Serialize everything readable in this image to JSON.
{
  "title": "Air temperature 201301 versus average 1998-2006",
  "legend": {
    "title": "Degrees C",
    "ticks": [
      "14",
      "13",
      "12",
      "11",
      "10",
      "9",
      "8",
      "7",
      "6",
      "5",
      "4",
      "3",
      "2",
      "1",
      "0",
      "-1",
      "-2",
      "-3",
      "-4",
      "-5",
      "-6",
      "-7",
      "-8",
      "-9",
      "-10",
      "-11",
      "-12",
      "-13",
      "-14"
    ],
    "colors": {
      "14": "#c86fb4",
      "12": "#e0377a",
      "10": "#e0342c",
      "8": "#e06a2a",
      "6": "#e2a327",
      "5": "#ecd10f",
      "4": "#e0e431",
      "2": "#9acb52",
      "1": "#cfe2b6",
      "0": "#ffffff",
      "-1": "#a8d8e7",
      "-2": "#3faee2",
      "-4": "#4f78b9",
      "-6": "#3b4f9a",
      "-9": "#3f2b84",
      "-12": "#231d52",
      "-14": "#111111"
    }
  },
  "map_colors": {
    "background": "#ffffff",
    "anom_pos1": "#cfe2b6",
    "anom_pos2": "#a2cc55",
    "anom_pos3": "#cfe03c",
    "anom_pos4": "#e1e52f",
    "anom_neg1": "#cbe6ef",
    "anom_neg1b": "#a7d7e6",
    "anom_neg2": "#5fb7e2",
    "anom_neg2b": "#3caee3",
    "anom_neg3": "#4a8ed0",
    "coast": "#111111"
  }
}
--
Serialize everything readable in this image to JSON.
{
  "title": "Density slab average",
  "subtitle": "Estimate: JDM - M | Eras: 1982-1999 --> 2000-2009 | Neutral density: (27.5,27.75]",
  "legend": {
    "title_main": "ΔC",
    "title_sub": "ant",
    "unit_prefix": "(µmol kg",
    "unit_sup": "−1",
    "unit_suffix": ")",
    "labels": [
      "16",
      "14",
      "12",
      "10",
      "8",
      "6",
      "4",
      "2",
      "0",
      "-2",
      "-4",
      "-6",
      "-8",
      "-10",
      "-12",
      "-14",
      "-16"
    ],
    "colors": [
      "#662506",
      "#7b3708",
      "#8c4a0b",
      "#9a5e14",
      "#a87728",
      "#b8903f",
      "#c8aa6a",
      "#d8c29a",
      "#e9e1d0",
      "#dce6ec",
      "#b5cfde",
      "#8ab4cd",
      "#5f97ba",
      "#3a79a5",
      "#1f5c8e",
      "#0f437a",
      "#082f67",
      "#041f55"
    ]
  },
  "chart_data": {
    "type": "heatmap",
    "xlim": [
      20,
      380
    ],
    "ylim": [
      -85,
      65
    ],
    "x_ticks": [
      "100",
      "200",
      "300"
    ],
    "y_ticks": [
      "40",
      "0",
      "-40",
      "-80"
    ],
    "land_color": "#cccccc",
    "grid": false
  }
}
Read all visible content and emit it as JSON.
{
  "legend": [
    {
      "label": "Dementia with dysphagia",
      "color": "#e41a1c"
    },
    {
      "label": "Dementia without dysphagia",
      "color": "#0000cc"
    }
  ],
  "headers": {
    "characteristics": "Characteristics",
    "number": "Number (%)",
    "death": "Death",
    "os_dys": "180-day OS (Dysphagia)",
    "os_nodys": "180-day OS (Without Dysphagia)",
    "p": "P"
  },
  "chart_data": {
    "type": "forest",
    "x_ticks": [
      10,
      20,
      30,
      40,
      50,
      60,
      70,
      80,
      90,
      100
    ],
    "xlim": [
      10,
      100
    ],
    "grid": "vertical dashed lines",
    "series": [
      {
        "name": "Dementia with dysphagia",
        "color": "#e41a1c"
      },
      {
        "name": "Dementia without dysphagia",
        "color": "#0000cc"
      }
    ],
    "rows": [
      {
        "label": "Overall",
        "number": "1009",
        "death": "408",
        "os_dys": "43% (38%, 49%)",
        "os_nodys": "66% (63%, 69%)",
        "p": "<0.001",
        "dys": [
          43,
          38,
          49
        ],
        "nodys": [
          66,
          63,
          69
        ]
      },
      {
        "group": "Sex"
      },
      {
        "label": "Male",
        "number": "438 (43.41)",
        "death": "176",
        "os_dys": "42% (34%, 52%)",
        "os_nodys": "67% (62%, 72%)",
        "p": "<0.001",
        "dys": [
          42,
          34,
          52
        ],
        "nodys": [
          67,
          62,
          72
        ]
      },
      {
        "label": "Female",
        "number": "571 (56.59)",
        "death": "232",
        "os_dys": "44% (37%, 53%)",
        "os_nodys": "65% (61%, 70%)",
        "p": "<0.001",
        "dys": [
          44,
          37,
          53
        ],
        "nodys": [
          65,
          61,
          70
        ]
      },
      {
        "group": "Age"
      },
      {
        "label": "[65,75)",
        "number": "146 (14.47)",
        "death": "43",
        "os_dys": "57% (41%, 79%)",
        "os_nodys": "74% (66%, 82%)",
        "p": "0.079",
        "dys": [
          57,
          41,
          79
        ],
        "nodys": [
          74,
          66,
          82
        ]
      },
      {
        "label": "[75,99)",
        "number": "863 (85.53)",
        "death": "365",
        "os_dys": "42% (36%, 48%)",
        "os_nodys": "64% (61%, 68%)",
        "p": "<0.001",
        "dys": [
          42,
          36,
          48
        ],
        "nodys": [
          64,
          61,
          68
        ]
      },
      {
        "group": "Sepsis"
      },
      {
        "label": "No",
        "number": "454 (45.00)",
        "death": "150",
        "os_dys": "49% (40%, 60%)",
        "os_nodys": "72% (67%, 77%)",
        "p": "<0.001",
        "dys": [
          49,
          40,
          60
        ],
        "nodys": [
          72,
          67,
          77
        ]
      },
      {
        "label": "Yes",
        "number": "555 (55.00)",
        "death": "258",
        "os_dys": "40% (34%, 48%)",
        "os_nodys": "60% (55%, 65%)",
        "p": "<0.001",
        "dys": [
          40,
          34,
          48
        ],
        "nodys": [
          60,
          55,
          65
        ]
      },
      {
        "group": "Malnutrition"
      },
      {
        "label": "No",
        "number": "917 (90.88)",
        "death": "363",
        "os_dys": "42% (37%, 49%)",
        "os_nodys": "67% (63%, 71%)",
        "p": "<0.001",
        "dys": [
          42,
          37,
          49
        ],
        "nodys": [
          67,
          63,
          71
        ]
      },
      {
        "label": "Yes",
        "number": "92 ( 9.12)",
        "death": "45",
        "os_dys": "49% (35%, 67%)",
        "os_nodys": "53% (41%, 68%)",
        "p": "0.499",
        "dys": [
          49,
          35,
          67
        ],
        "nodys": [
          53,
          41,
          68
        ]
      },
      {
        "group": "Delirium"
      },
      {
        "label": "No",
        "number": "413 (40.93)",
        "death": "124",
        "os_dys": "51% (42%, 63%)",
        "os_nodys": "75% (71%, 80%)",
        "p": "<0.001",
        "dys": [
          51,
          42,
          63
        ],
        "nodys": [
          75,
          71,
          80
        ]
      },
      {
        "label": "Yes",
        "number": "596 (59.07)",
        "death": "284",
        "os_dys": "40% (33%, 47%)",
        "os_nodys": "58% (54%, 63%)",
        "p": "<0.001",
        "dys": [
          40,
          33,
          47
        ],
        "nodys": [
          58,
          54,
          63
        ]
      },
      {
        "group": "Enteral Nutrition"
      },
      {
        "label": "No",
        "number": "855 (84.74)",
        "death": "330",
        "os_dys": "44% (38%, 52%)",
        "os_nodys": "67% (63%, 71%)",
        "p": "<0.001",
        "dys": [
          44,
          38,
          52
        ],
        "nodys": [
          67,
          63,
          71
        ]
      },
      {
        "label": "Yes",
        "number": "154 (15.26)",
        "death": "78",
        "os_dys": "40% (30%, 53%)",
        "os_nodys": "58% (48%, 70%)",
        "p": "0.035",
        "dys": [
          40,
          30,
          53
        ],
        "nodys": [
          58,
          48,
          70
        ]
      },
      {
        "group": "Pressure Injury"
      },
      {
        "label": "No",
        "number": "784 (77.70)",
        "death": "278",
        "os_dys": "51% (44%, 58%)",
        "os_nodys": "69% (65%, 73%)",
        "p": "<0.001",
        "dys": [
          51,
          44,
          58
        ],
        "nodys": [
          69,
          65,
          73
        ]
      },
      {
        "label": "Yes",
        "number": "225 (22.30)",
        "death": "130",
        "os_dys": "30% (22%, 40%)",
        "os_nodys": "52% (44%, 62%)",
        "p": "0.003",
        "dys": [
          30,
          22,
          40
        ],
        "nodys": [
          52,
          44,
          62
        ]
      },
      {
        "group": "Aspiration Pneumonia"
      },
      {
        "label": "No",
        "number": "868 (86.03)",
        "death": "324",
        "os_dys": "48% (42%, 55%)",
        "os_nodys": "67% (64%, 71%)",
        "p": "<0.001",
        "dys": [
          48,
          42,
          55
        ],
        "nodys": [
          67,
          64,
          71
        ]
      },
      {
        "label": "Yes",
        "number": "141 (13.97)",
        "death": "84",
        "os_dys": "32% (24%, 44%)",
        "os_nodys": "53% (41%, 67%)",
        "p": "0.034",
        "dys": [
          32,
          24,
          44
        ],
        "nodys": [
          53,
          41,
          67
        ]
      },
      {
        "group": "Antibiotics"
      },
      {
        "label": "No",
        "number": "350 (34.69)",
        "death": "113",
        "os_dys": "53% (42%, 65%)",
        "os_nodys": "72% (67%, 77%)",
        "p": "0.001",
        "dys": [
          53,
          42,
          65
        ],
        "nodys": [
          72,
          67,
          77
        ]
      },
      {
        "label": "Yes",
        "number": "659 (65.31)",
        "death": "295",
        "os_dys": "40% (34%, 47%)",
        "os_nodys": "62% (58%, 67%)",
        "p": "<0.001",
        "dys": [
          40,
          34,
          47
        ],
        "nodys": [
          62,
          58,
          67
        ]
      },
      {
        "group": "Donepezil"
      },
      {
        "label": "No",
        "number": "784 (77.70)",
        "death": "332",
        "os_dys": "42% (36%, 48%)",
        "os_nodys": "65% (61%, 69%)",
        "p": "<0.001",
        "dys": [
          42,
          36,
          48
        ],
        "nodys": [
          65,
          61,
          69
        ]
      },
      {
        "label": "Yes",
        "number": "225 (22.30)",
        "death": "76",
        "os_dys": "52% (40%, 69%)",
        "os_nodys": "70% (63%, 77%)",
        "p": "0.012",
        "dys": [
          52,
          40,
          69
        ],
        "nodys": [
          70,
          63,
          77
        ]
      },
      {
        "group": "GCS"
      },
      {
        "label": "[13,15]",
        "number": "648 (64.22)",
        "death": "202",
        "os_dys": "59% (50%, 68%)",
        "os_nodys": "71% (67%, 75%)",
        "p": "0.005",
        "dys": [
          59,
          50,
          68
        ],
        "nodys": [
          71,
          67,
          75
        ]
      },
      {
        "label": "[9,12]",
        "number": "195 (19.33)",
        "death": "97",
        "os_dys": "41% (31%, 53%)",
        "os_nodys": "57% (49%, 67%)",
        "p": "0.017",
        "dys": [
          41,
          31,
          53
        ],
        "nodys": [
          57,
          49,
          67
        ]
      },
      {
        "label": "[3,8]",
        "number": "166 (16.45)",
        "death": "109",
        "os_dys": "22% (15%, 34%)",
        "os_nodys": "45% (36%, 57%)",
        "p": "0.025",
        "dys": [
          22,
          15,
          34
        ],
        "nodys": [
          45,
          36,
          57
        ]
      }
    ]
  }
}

## What the exercise asks
Gather and copy every line of the data in which the string "Dementia" is found.

## Solution for this task
      "label": "Dementia with dysphagia",
      "label": "Dementia without dysphagia",
        "name": "Dementia with dysphagia",
        "name": "Dementia without dysphagia",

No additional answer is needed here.